_Task objective_. Extract the final stretch of the data: the line that contains "Enumerate this screenshot's" and every line after it, unaltered, and no other lines.
═══ Records to process ═══
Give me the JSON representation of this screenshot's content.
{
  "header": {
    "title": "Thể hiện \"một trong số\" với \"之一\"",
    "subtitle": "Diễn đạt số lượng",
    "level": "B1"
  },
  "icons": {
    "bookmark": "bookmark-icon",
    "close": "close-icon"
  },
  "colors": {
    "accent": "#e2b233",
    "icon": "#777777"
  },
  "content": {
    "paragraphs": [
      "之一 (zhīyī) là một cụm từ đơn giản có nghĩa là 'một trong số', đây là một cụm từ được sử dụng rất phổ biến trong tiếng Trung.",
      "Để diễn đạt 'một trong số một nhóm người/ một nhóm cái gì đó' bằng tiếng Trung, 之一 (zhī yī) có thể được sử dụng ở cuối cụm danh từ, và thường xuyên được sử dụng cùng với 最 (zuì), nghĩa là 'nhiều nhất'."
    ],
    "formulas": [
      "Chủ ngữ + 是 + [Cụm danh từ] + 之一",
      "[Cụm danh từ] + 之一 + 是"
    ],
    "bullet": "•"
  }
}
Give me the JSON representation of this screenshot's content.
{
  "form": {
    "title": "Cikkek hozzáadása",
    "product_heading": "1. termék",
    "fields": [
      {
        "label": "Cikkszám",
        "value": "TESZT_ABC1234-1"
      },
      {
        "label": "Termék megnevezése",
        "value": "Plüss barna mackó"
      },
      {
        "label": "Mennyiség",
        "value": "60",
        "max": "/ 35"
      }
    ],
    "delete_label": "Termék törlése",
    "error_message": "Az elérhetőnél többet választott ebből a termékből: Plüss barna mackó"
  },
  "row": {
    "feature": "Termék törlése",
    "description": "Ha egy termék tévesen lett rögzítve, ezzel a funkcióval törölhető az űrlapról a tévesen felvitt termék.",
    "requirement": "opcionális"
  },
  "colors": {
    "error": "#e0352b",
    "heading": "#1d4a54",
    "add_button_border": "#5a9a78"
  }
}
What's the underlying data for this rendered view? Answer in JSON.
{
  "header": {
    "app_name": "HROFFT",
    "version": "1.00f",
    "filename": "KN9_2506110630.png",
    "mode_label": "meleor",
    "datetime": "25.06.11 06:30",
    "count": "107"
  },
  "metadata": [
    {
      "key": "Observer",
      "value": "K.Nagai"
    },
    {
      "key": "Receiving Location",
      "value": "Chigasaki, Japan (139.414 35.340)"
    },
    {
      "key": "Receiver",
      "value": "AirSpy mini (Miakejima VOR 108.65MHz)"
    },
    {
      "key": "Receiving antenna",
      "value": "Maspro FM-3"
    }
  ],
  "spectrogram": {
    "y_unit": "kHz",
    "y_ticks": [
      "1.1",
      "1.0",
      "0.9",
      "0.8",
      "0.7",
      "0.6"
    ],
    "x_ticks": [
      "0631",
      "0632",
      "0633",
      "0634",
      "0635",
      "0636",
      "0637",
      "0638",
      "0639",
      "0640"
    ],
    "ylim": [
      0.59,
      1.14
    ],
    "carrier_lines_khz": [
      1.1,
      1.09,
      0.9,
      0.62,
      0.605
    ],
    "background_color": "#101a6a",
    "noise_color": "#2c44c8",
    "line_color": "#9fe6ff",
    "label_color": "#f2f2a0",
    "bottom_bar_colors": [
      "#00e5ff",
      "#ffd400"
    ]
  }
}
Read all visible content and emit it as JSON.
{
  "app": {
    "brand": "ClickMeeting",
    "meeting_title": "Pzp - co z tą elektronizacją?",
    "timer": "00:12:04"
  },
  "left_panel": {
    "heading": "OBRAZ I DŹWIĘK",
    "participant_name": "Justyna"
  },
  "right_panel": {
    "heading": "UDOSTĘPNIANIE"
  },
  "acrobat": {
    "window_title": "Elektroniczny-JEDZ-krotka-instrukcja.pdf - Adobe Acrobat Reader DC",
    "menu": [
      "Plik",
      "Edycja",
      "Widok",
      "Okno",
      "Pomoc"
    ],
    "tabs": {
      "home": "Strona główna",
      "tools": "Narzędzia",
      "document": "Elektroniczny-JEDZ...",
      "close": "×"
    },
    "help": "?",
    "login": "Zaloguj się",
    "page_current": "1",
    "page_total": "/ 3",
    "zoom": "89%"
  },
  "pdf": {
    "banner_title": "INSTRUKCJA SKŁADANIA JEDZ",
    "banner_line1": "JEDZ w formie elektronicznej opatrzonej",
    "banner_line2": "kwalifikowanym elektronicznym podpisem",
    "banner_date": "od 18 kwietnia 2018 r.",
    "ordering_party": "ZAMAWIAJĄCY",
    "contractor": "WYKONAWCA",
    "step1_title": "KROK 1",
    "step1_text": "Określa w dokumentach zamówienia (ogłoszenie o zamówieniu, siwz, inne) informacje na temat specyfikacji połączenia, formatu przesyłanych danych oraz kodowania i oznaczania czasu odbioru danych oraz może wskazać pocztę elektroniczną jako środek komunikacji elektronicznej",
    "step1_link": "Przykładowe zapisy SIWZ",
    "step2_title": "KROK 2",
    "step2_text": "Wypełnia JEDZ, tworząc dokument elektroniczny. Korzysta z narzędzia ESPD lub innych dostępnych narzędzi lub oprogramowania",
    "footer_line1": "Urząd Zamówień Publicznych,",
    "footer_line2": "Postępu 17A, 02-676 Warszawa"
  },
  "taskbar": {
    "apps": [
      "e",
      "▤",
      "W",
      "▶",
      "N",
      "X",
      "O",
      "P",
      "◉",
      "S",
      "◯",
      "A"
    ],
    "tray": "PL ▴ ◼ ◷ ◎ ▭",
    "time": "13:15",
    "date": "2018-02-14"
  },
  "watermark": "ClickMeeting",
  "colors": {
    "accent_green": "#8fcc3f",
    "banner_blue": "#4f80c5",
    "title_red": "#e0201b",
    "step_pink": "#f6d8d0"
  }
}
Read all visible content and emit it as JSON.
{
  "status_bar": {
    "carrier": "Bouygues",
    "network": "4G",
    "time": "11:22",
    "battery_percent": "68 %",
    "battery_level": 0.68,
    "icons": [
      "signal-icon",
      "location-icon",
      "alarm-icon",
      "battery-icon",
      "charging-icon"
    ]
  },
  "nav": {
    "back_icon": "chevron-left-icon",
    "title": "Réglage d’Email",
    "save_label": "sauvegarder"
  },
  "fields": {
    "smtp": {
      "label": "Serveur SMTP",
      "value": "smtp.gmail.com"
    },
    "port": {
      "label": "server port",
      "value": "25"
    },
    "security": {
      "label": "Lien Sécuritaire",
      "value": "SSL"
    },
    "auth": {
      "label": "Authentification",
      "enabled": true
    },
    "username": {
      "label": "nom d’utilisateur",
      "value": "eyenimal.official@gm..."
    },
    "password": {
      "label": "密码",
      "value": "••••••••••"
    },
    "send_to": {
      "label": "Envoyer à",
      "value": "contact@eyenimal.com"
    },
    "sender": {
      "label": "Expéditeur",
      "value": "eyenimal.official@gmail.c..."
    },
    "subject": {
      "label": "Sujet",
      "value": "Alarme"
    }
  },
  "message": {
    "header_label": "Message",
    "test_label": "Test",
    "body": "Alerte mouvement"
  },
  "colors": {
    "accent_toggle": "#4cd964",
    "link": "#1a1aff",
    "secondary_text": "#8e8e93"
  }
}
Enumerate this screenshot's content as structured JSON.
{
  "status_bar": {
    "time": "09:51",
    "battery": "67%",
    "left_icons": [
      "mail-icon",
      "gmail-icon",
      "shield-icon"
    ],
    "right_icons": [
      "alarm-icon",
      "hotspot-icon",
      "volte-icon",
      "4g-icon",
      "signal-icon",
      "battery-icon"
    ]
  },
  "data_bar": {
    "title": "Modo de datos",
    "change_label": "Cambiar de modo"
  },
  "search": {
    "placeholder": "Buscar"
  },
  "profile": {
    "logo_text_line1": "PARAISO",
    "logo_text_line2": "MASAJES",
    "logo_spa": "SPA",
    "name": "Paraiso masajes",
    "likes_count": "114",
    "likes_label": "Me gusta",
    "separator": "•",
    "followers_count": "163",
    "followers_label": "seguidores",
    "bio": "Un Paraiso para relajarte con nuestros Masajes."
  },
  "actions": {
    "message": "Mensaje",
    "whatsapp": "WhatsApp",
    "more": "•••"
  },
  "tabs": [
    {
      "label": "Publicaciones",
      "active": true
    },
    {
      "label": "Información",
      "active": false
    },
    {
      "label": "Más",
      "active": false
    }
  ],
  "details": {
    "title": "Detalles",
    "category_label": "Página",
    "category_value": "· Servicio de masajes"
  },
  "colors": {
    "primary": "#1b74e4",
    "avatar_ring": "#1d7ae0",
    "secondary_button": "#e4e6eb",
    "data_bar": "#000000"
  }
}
═══
_Answer for the task_.
Enumerate this screenshot's content as structured JSON.
{
  "status_bar": {
    "time": "09:51",
    "battery": "67%",
    "left_icons": [
      "mail-icon",
      "gmail-icon",
      "shield-icon"
    ],
    "right_icons": [
      "alarm-icon",
      "hotspot-icon",
      "volte-icon",
      "4g-icon",
      "signal-icon",
      "battery-icon"
    ]
  },
  "data_bar": {
    "title": "Modo de datos",
    "change_label": "Cambiar de modo"
  },
  "search": {
    "placeholder": "Buscar"
  },
  "profile": {
    "logo_text_line1": "PARAISO",
    "logo_text_line2": "MASAJES",
    "logo_spa": "SPA",
    "name": "Paraiso masajes",
    "likes_count": "114",
    "likes_label": "Me gusta",
    "separator": "•",
    "followers_count": "163",
    "followers_label": "seguidores",
    "bio": "Un Paraiso para relajarte con nuestros Masajes."
  },
  "actions": {
    "message": "Mensaje",
    "whatsapp": "WhatsApp",
    "more": "•••"
  },
  "tabs": [
    {
      "label": "Publicaciones",
      "active": true
    },
    {
      "label": "Información",
      "active": false
    },
    {
      "label": "Más",
      "active": false
    }
  ],
  "details": {
    "title": "Detalles",
    "category_label": "Página",
    "category_value": "· Servicio de masajes"
  },
  "colors": {
    "primary": "#1b74e4",
    "avatar_ring": "#1d7ae0",
    "secondary_button": "#e4e6eb",
    "data_bar": "#000000"
  }
}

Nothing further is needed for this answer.